- **Your objective**
Copy out the lines from the one containing "line-number: 7 [56, 382, 66, 401]" through the one containing "line-number: 4 [56, 281, 66, 300]", substituting "field-key" for "code-key" and changing nothing else.

- **Entries**
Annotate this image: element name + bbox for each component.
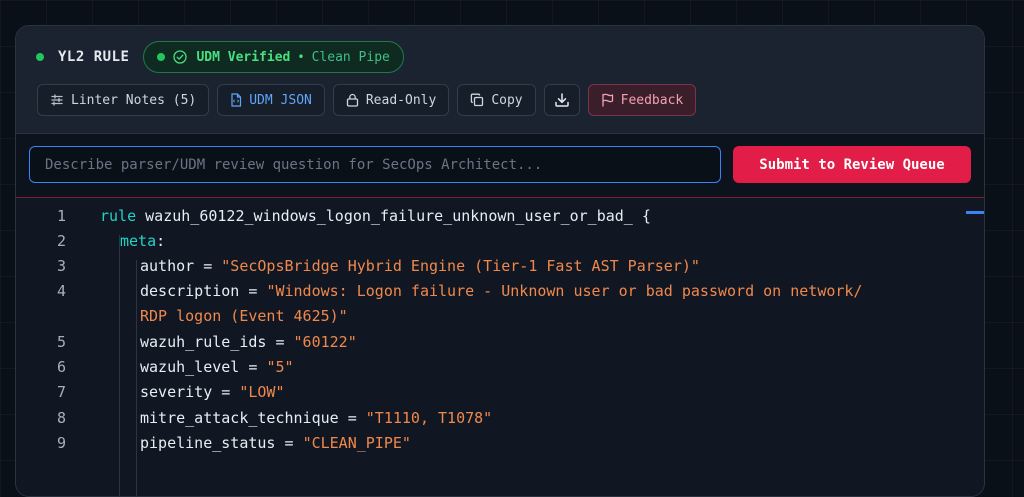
line-number: 7 [56, 382, 66, 401]
string-token: "SecOpsBridge Hybrid Engine (Tier-1 Fast… [221, 256, 700, 275]
copy-button[interactable]: Copy [457, 84, 536, 116]
badge-separator: • [297, 50, 305, 64]
code-key: mitre_attack_technique = [140, 408, 366, 427]
linter-notes-label: Linter Notes (5) [71, 92, 197, 108]
udm-verified-badge: UDM Verified • Clean Pipe [143, 41, 404, 73]
line-number: 9 [56, 433, 66, 452]
scroll-position-marker [966, 211, 984, 214]
code-key: wazuh_level = [140, 357, 267, 376]
feedback-label: Feedback [620, 92, 684, 108]
badge-sub-label: Clean Pipe [311, 49, 390, 65]
string-token: RDP logon (Event 4625)" [140, 306, 348, 325]
line-number: 4 [56, 281, 66, 300]
line-number: 1 [56, 206, 66, 225]
code-text: wazuh_60122_windows_logon_failure_unknow… [136, 206, 651, 225]
string-token: "LOW" [239, 382, 285, 401]
udm-json-label: UDM JSON [249, 92, 312, 108]
code-key: pipeline_status = [140, 433, 303, 452]
lock-icon [346, 93, 359, 107]
string-token: "T1110, T1078" [365, 408, 493, 427]
status-dot-icon [36, 53, 44, 61]
code-key: author = [140, 256, 222, 275]
panel-header: YL2 RULE UDM Verified • Clean Pipe Linte… [16, 26, 984, 134]
panel-title: YL2 RULE [58, 49, 130, 65]
badge-dot-icon [157, 53, 166, 61]
feedback-button[interactable]: Feedback [587, 84, 697, 116]
download-icon [554, 93, 569, 107]
title-row: YL2 RULE UDM Verified • Clean Pipe [36, 40, 404, 74]
yl2-rule-panel: YL2 RULE UDM Verified • Clean Pipe Linte… [15, 25, 985, 497]
line-number: 8 [56, 408, 66, 427]
flag-icon [601, 93, 613, 107]
copy-icon [471, 93, 484, 107]
linter-notes-button[interactable]: Linter Notes (5) [37, 84, 210, 116]
line-number: 3 [56, 256, 66, 275]
line-number: 2 [56, 231, 66, 250]
code-editor[interactable]: 1 rule wazuh_60122_windows_logon_failure… [16, 198, 984, 496]
read-only-button[interactable]: Read-Only [332, 84, 450, 116]
code-key: severity = [140, 382, 240, 401]
string-token: "CLEAN_PIPE" [302, 433, 411, 452]
review-query-bar: Submit to Review Queue [16, 134, 984, 198]
keyword-token: rule [100, 206, 137, 225]
check-circle-icon [173, 50, 188, 64]
udm-json-button[interactable]: UDM JSON [217, 84, 325, 116]
indent-guide [119, 235, 120, 496]
string-token: "Windows: Logon failure - Unknown user o… [266, 281, 863, 300]
keyword-token: meta [120, 231, 157, 250]
string-token: "60122" [293, 332, 357, 351]
badge-label: UDM Verified [196, 49, 291, 65]
file-json-icon [231, 93, 242, 107]
code-text: : [156, 231, 166, 250]
sliders-icon [51, 94, 63, 106]
string-token: "5" [266, 357, 294, 376]
code-key: description = [140, 281, 267, 300]
code-key: wazuh_rule_ids = [140, 332, 294, 351]
submit-to-review-queue-button[interactable]: Submit to Review Queue [733, 146, 971, 183]
copy-label: Copy [491, 92, 523, 108]
line-number: 6 [56, 357, 66, 376]
line-number: 5 [56, 332, 66, 351]
indent-guide [136, 260, 137, 496]
read-only-label: Read-Only [365, 92, 437, 108]
toolbar: Linter Notes (5) UDM JSON Read-Only Copy… [37, 84, 697, 118]
review-question-input[interactable] [29, 146, 721, 183]
download-button[interactable] [543, 84, 580, 116]
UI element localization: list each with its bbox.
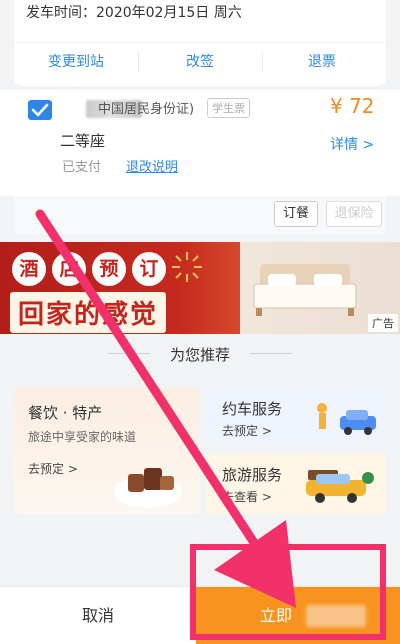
cancel-button[interactable]: 取消 — [0, 587, 196, 644]
redacted-amount — [306, 605, 366, 627]
divider — [138, 52, 139, 72]
check-icon — [31, 103, 49, 117]
banner-char: 预 — [92, 252, 126, 286]
passenger-checkbox[interactable] — [28, 100, 52, 120]
change-destination-button[interactable]: 变更到站 — [48, 51, 104, 71]
food-specialty-card[interactable]: 餐饮 · 特产 旅途中享受家的味道 去预定 > — [14, 388, 200, 514]
banner-char: 订 — [132, 252, 166, 286]
banner-char: 酒 — [12, 252, 46, 286]
card-cta[interactable]: 去预定 > — [28, 460, 78, 477]
banner-char: 店 — [52, 252, 86, 286]
firework-icon — [172, 252, 202, 282]
buy-now-label: 立即 — [260, 606, 293, 625]
divider — [262, 52, 263, 72]
passenger-row: 中国居民身份证) 学生票 ¥ 72 二等座 详情 > 已支付 退改说明 — [0, 90, 400, 196]
refund-button[interactable]: 退票 — [308, 51, 336, 71]
card-title: 旅游服务 — [222, 466, 283, 484]
ticket-type-badge: 学生票 — [207, 98, 250, 118]
card-title: 约车服务 — [222, 400, 283, 418]
id-type-label: 中国居民身份证) — [98, 102, 195, 117]
card-cta[interactable]: 去预定 > — [222, 422, 272, 439]
depart-time: 发车时间：2020年02月15日 周六 — [26, 5, 242, 21]
bottom-action-bar: 取消 立即 — [0, 586, 400, 644]
cancel-insurance-button[interactable]: 退保险 — [326, 201, 382, 227]
paid-status: 已支付 — [62, 160, 102, 175]
card-title: 餐饮 · 特产 — [28, 404, 103, 422]
ad-tag: 广告 — [368, 314, 398, 332]
car-icon — [317, 403, 376, 435]
app-page: 发车时间：2020年02月15日 周六 变更到站 改签 退票 中国居民身份证) … — [0, 0, 400, 644]
hotel-ad-banner[interactable]: 酒 店 预 订 回家的感觉 广告 — [0, 242, 400, 334]
food-icon — [114, 468, 182, 508]
card-cta[interactable]: 去查看 > — [222, 488, 272, 505]
reschedule-button[interactable]: 改签 — [186, 51, 214, 71]
seat-class: 二等座 — [60, 132, 106, 150]
ticket-price: ¥ 72 — [330, 94, 375, 118]
divider — [250, 353, 292, 354]
tour-service-card[interactable]: 旅游服务 去查看 > — [206, 454, 386, 514]
bed-illustration — [253, 264, 357, 316]
car-service-card[interactable]: 约车服务 去预定 > — [206, 388, 386, 446]
ticket-action-row: 变更到站 改签 退票 — [14, 42, 386, 78]
detail-link[interactable]: 详情 > — [330, 134, 374, 154]
order-meal-button[interactable]: 订餐 — [274, 201, 318, 227]
recommend-title: 为您推荐 — [169, 346, 230, 364]
buy-now-button[interactable]: 立即 — [196, 587, 400, 644]
banner-slogan: 回家的感觉 — [10, 292, 167, 333]
refund-rules-link[interactable]: 退改说明 — [126, 156, 178, 175]
card-subtitle: 旅途中享受家的味道 — [28, 430, 137, 444]
tour-car-icon — [306, 470, 374, 503]
extra-services-row: 订餐 退保险 — [14, 196, 386, 234]
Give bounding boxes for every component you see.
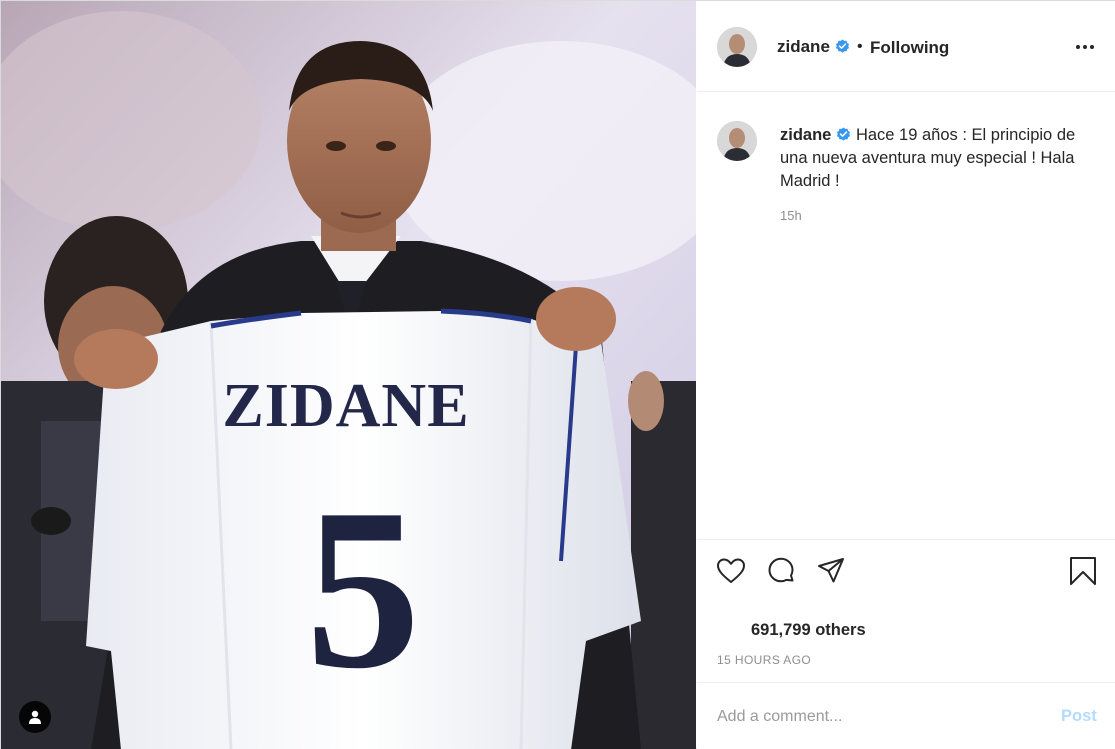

- **In response**
line-number: 7 [56, 382, 66, 401]
string-token: "SecOpsBridge Hybrid Engine (Tier-1 Fast… [221, 256, 700, 275]
copy-button[interactable]: Copy [457, 84, 536, 116]
badge-separator: • [297, 50, 305, 64]
field-key: mitre_attack_technique = [140, 408, 366, 427]
linter-notes-label: Linter Notes (5) [71, 92, 197, 108]
udm-verified-badge: UDM Verified • Clean Pipe [143, 41, 404, 73]
line-number: 9 [56, 433, 66, 452]
scroll-position-marker [966, 211, 984, 214]
field-key: wazuh_level = [140, 357, 267, 376]
feedback-label: Feedback [620, 92, 684, 108]
badge-sub-label: Clean Pipe [311, 49, 390, 65]
string-token: RDP logon (Event 4625)" [140, 306, 348, 325]
line-number: 4 [56, 281, 66, 300]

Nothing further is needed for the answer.